* begin TASK INPUT *

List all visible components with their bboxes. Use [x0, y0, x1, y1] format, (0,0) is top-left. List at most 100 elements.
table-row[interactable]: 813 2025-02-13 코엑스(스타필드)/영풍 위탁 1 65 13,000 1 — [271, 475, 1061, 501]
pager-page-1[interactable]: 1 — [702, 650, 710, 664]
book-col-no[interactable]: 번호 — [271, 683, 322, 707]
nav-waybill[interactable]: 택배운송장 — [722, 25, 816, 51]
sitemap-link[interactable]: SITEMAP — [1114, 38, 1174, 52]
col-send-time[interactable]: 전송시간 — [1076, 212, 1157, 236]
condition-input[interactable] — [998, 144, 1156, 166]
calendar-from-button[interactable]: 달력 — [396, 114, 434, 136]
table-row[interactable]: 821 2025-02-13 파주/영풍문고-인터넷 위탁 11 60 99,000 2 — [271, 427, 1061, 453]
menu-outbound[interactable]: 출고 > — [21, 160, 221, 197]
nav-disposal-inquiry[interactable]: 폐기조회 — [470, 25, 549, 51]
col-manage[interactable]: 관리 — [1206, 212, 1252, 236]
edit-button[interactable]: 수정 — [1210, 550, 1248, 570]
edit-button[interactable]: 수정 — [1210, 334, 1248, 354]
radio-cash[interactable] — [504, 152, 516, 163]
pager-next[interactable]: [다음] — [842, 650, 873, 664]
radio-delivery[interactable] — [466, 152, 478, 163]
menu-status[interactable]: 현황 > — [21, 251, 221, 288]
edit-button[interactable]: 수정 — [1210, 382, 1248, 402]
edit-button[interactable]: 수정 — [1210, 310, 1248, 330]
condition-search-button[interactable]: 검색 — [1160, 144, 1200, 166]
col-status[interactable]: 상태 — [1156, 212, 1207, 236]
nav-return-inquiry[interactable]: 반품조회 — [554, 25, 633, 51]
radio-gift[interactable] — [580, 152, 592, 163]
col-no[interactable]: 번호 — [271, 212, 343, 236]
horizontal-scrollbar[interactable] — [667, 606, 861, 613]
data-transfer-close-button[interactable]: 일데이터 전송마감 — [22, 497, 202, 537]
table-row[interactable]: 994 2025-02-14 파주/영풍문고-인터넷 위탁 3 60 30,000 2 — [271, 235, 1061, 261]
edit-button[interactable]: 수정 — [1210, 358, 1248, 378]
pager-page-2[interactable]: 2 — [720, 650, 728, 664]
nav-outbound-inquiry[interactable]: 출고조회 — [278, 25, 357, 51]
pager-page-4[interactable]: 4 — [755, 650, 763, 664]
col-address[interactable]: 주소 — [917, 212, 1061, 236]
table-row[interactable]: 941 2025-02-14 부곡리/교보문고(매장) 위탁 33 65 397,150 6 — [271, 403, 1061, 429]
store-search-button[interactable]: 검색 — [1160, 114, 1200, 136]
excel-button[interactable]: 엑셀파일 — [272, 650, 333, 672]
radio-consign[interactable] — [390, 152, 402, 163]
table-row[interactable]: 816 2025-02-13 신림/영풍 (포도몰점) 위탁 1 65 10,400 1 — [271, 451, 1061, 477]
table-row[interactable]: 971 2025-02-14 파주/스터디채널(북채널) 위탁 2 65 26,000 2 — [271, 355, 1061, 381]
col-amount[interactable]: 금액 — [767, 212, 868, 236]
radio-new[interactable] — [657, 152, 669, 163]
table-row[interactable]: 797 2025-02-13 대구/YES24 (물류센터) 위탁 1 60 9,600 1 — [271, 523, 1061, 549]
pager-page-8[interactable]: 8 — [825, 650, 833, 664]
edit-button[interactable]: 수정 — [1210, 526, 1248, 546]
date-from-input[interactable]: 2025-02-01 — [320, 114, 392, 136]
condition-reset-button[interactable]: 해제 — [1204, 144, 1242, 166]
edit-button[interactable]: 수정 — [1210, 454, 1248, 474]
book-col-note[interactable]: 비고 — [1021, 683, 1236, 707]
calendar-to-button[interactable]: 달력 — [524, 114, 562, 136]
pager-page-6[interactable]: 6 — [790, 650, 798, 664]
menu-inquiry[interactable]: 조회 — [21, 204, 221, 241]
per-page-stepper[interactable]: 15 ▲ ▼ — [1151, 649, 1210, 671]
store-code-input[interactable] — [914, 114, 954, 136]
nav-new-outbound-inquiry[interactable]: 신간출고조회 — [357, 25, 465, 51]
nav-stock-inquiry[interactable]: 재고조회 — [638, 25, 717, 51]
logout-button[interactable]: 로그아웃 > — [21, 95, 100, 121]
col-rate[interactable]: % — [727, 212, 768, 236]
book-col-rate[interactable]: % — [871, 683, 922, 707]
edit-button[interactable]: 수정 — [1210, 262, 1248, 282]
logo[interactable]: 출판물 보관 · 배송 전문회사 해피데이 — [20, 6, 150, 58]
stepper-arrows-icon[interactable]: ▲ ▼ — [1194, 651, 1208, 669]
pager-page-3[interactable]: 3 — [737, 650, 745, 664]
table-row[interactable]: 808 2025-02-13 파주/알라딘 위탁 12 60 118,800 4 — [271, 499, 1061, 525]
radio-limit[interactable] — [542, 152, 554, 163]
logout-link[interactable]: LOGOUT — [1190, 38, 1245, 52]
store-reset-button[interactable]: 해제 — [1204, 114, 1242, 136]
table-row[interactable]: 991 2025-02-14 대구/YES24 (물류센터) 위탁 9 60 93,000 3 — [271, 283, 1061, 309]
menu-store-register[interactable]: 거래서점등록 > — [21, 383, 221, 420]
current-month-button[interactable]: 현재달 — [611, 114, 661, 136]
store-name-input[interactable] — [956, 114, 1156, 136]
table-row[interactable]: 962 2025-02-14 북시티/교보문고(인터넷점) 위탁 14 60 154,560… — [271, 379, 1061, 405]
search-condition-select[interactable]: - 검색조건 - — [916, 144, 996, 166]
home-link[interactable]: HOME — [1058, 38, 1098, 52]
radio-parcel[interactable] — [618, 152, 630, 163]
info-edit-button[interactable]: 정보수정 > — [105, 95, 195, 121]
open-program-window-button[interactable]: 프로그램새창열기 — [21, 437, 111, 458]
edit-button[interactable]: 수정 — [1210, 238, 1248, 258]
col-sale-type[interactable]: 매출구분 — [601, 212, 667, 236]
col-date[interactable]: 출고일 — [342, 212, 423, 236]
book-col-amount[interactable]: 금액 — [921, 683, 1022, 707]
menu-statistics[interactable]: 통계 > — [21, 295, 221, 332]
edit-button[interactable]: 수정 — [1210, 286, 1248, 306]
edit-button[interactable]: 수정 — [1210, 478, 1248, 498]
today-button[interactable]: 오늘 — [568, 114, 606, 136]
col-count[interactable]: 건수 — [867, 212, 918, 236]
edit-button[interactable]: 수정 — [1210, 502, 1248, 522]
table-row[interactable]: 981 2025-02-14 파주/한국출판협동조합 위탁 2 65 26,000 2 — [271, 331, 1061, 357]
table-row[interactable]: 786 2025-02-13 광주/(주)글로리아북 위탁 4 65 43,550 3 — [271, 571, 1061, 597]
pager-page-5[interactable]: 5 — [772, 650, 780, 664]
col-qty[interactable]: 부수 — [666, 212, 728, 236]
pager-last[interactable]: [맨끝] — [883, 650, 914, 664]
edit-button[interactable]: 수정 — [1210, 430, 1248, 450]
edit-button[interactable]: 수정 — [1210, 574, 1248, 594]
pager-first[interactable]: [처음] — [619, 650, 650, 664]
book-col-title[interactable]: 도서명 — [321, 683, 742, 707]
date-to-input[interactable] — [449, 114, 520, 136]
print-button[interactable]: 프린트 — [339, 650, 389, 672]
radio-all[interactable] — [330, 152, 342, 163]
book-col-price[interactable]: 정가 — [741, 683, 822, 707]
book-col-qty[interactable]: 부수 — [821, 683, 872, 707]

* end TASK INPUT *

- **SHORT PROBLEM**
Rewrite all of the lines above, changing every "edit-button" to "update-button" and keeping everything else unchanged.

- **RESULT OF THIS EXERCISE**
List all visible components with their bboxes. Use [x0, y0, x1, y1] format, (0,0) is top-left. List at most 100 elements.
table-row[interactable]: 813 2025-02-13 코엑스(스타필드)/영풍 위탁 1 65 13,000 1 — [271, 475, 1061, 501]
pager-page-1[interactable]: 1 — [702, 650, 710, 664]
book-col-no[interactable]: 번호 — [271, 683, 322, 707]
nav-waybill[interactable]: 택배운송장 — [722, 25, 816, 51]
sitemap-link[interactable]: SITEMAP — [1114, 38, 1174, 52]
col-send-time[interactable]: 전송시간 — [1076, 212, 1157, 236]
condition-input[interactable] — [998, 144, 1156, 166]
calendar-from-button[interactable]: 달력 — [396, 114, 434, 136]
table-row[interactable]: 821 2025-02-13 파주/영풍문고-인터넷 위탁 11 60 99,000 2 — [271, 427, 1061, 453]
menu-outbound[interactable]: 출고 > — [21, 160, 221, 197]
nav-disposal-inquiry[interactable]: 폐기조회 — [470, 25, 549, 51]
col-manage[interactable]: 관리 — [1206, 212, 1252, 236]
update-button[interactable]: 수정 — [1210, 550, 1248, 570]
update-button[interactable]: 수정 — [1210, 334, 1248, 354]
radio-cash[interactable] — [504, 152, 516, 163]
pager-next[interactable]: [다음] — [842, 650, 873, 664]
radio-delivery[interactable] — [466, 152, 478, 163]
menu-status[interactable]: 현황 > — [21, 251, 221, 288]
update-button[interactable]: 수정 — [1210, 382, 1248, 402]
update-button[interactable]: 수정 — [1210, 310, 1248, 330]
condition-search-button[interactable]: 검색 — [1160, 144, 1200, 166]
col-status[interactable]: 상태 — [1156, 212, 1207, 236]
nav-return-inquiry[interactable]: 반품조회 — [554, 25, 633, 51]
radio-gift[interactable] — [580, 152, 592, 163]
col-no[interactable]: 번호 — [271, 212, 343, 236]
horizontal-scrollbar[interactable] — [667, 606, 861, 613]
data-transfer-close-button[interactable]: 일데이터 전송마감 — [22, 497, 202, 537]
table-row[interactable]: 994 2025-02-14 파주/영풍문고-인터넷 위탁 3 60 30,000 2 — [271, 235, 1061, 261]
update-button[interactable]: 수정 — [1210, 358, 1248, 378]
pager-page-2[interactable]: 2 — [720, 650, 728, 664]
nav-outbound-inquiry[interactable]: 출고조회 — [278, 25, 357, 51]
pager-page-4[interactable]: 4 — [755, 650, 763, 664]
col-address[interactable]: 주소 — [917, 212, 1061, 236]
table-row[interactable]: 941 2025-02-14 부곡리/교보문고(매장) 위탁 33 65 397,150 6 — [271, 403, 1061, 429]
store-search-button[interactable]: 검색 — [1160, 114, 1200, 136]
excel-button[interactable]: 엑셀파일 — [272, 650, 333, 672]
radio-consign[interactable] — [390, 152, 402, 163]
table-row[interactable]: 816 2025-02-13 신림/영풍 (포도몰점) 위탁 1 65 10,400 1 — [271, 451, 1061, 477]
table-row[interactable]: 971 2025-02-14 파주/스터디채널(북채널) 위탁 2 65 26,000 2 — [271, 355, 1061, 381]
col-amount[interactable]: 금액 — [767, 212, 868, 236]
radio-new[interactable] — [657, 152, 669, 163]
table-row[interactable]: 797 2025-02-13 대구/YES24 (물류센터) 위탁 1 60 9,600 1 — [271, 523, 1061, 549]
pager-page-8[interactable]: 8 — [825, 650, 833, 664]
update-button[interactable]: 수정 — [1210, 526, 1248, 546]
date-from-input[interactable]: 2025-02-01 — [320, 114, 392, 136]
condition-reset-button[interactable]: 해제 — [1204, 144, 1242, 166]
update-button[interactable]: 수정 — [1210, 454, 1248, 474]
book-col-note[interactable]: 비고 — [1021, 683, 1236, 707]
calendar-to-button[interactable]: 달력 — [524, 114, 562, 136]
pager-page-6[interactable]: 6 — [790, 650, 798, 664]
menu-inquiry[interactable]: 조회 — [21, 204, 221, 241]
per-page-stepper[interactable]: 15 ▲ ▼ — [1151, 649, 1210, 671]
store-code-input[interactable] — [914, 114, 954, 136]
nav-new-outbound-inquiry[interactable]: 신간출고조회 — [357, 25, 465, 51]
nav-stock-inquiry[interactable]: 재고조회 — [638, 25, 717, 51]
logout-button[interactable]: 로그아웃 > — [21, 95, 100, 121]
col-rate[interactable]: % — [727, 212, 768, 236]
book-col-rate[interactable]: % — [871, 683, 922, 707]
update-button[interactable]: 수정 — [1210, 262, 1248, 282]
logo[interactable]: 출판물 보관 · 배송 전문회사 해피데이 — [20, 6, 150, 58]
stepper-arrows-icon[interactable]: ▲ ▼ — [1194, 651, 1208, 669]
pager-page-3[interactable]: 3 — [737, 650, 745, 664]
table-row[interactable]: 808 2025-02-13 파주/알라딘 위탁 12 60 118,800 4 — [271, 499, 1061, 525]
radio-limit[interactable] — [542, 152, 554, 163]
logout-link[interactable]: LOGOUT — [1190, 38, 1245, 52]
store-reset-button[interactable]: 해제 — [1204, 114, 1242, 136]
table-row[interactable]: 991 2025-02-14 대구/YES24 (물류센터) 위탁 9 60 93,000 3 — [271, 283, 1061, 309]
menu-store-register[interactable]: 거래서점등록 > — [21, 383, 221, 420]
current-month-button[interactable]: 현재달 — [611, 114, 661, 136]
store-name-input[interactable] — [956, 114, 1156, 136]
table-row[interactable]: 962 2025-02-14 북시티/교보문고(인터넷점) 위탁 14 60 154,560… — [271, 379, 1061, 405]
search-condition-select[interactable]: - 검색조건 - — [916, 144, 996, 166]
home-link[interactable]: HOME — [1058, 38, 1098, 52]
radio-parcel[interactable] — [618, 152, 630, 163]
info-update-button[interactable]: 정보수정 > — [105, 95, 195, 121]
open-program-window-button[interactable]: 프로그램새창열기 — [21, 437, 111, 458]
update-button[interactable]: 수정 — [1210, 238, 1248, 258]
col-sale-type[interactable]: 매출구분 — [601, 212, 667, 236]
col-date[interactable]: 출고일 — [342, 212, 423, 236]
book-col-amount[interactable]: 금액 — [921, 683, 1022, 707]
menu-statistics[interactable]: 통계 > — [21, 295, 221, 332]
update-button[interactable]: 수정 — [1210, 286, 1248, 306]
update-button[interactable]: 수정 — [1210, 478, 1248, 498]
today-button[interactable]: 오늘 — [568, 114, 606, 136]
col-count[interactable]: 건수 — [867, 212, 918, 236]
update-button[interactable]: 수정 — [1210, 502, 1248, 522]
table-row[interactable]: 981 2025-02-14 파주/한국출판협동조합 위탁 2 65 26,000 2 — [271, 331, 1061, 357]
table-row[interactable]: 786 2025-02-13 광주/(주)글로리아북 위탁 4 65 43,550 3 — [271, 571, 1061, 597]
pager-page-5[interactable]: 5 — [772, 650, 780, 664]
col-qty[interactable]: 부수 — [666, 212, 728, 236]
pager-last[interactable]: [맨끝] — [883, 650, 914, 664]
update-button[interactable]: 수정 — [1210, 430, 1248, 450]
update-button[interactable]: 수정 — [1210, 574, 1248, 594]
pager-first[interactable]: [처음] — [619, 650, 650, 664]
book-col-title[interactable]: 도서명 — [321, 683, 742, 707]
date-to-input[interactable] — [449, 114, 520, 136]
print-button[interactable]: 프린트 — [339, 650, 389, 672]
radio-all[interactable] — [330, 152, 342, 163]
book-col-price[interactable]: 정가 — [741, 683, 822, 707]
book-col-qty[interactable]: 부수 — [821, 683, 872, 707]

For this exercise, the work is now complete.